-- TASK SET --
A. In the Leishmania gene transfer article, how many of the twenty LGTs unique to genus Leishmania are distributed and conserved in all species investigated?
B. Write the next part of the Leishmania gene transfer article, picking up right after its final sentence.

-- PAGE EXCERPT --
****************
Research Article: The Dynamics of Lateral Gene Transfer in Genus Leishmania – A Route for Adaptation and Species Diversification

Date Published: January 5, 2016

Publisher: Public Library of Science

Author(s): Elisabet Vikeved, Anders Backlund, Cecilia Alsmark, Peter John Myler. http://doi.org/10.1371/journal.pntd.0004326

Abstract: BackgroundThe genome of Leishmania major harbours a comparably high proportion of genes of prokaryote origin, acquired by lateral gene transfer (LGT). Some of these are present in closely related trypanosomatids, while some are detected in Leishmania only. We have evaluated the impact and destiny of LGT in genus Leishmania.Methodology/Principal FindingsTo study the dynamics and fate of LGTs we have performed phylogenetic, as well as nucleotide and amino acid composition analyses within orthologous groups of LGTs detected in Leishmania. A set of universal trypanosomatid LGTs was added as a reference group. Both groups of LGTs have, to some extent, ameliorated to resemble the recipient genomes. However, while virtually all of the universal trypanosomatid LGTs are distributed and conserved in the entire genus Leishmania, the LGTs uniquely present in genus Leishmania are more prone to gene loss and display faster rates of evolution. Furthermore, a PCR based approach has been employed to ascertain the presence of a set of twenty LGTs uniquely present in genus Leishmania, and three universal trypanosomatid LGTs, in ten additional strains of Leishmania. Evolutionary rates and predicted expression levels of these LGTs have also been estimated. Ten of the twenty LGTs are distributed and conserved in all species investigated, while the remainder have been subjected to modifications, or undergone pseudogenization, degradation or loss in one or more species.Conclusions/SignificanceLGTs unique to the genus Leishmania have been acquired after the divergence of Leishmania from the other trypanosomatids, and are evolving faster than their recipient genomes. This implies that LGT in genus Leishmania is a continuous and dynamic process contributing to species differentiation and speciation. This study also highlights the importance of carefully evaluating these dynamic genes, e.g. as LGTs have been suggested as potential drug targets.
****************
-- THE DATA --
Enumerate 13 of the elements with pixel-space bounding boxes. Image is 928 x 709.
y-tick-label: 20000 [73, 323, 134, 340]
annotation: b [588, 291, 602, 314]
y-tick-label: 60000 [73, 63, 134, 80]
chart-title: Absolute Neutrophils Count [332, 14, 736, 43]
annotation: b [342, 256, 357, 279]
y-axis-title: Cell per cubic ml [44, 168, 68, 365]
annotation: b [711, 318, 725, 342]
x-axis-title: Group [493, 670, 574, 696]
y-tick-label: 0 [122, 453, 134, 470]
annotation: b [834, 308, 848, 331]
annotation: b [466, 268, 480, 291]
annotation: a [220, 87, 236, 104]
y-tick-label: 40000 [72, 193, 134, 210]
****************
-- OUTPUTS FOR THE TASKS --
A. Ten of the twenty LGTs are distributed and conserved in all species investigated.

B.
Partial Text: Trypanosomatids are single flagellated, kinetoplastid protozoa with parasitic lifestyles. Primary hosts are often insects [1], but secondary hosts may be vertebrates and some species, such as the sister genera Leishmania and Trypanosoma, cause major diseases in humans [2]. The kinetoplastids uniquely harbour the kinetoplast, a tubular network of interlocked circular mitochondrial DNA. Based on several molecular markers [3–7], genus Leishmania is divided into the three subgenera Leishmania, Viannia and Sauroleishmania. Fraga and co-workers (2010) further sub-divides these three subgenera into several informal complexes, in general congruence with most previous studies. The main advancements in the most recent classifications is the separation of the major- and tropica-complexes, and the erection of a guyanensis-complex encompassing strains previously included in the braziliensis-complex [3, 4].

In this study we contribute data to increase the understanding of the fate of genes acquired by LGT in eukaryote genomes. We have combined a PCR based screen and sequence determination of orthologues to previously detected LGTs in un-sequenced Leishmania genomes with thorough bioinformatics analyses of our unique dataset. Our aim was to determine the depth of the transfer of LGTs previously reported in L. major within genus Leishmania and to evaluate the fate of the Leishmania-specific transferome in comparison to the LGTs shared by all trypanosomatids.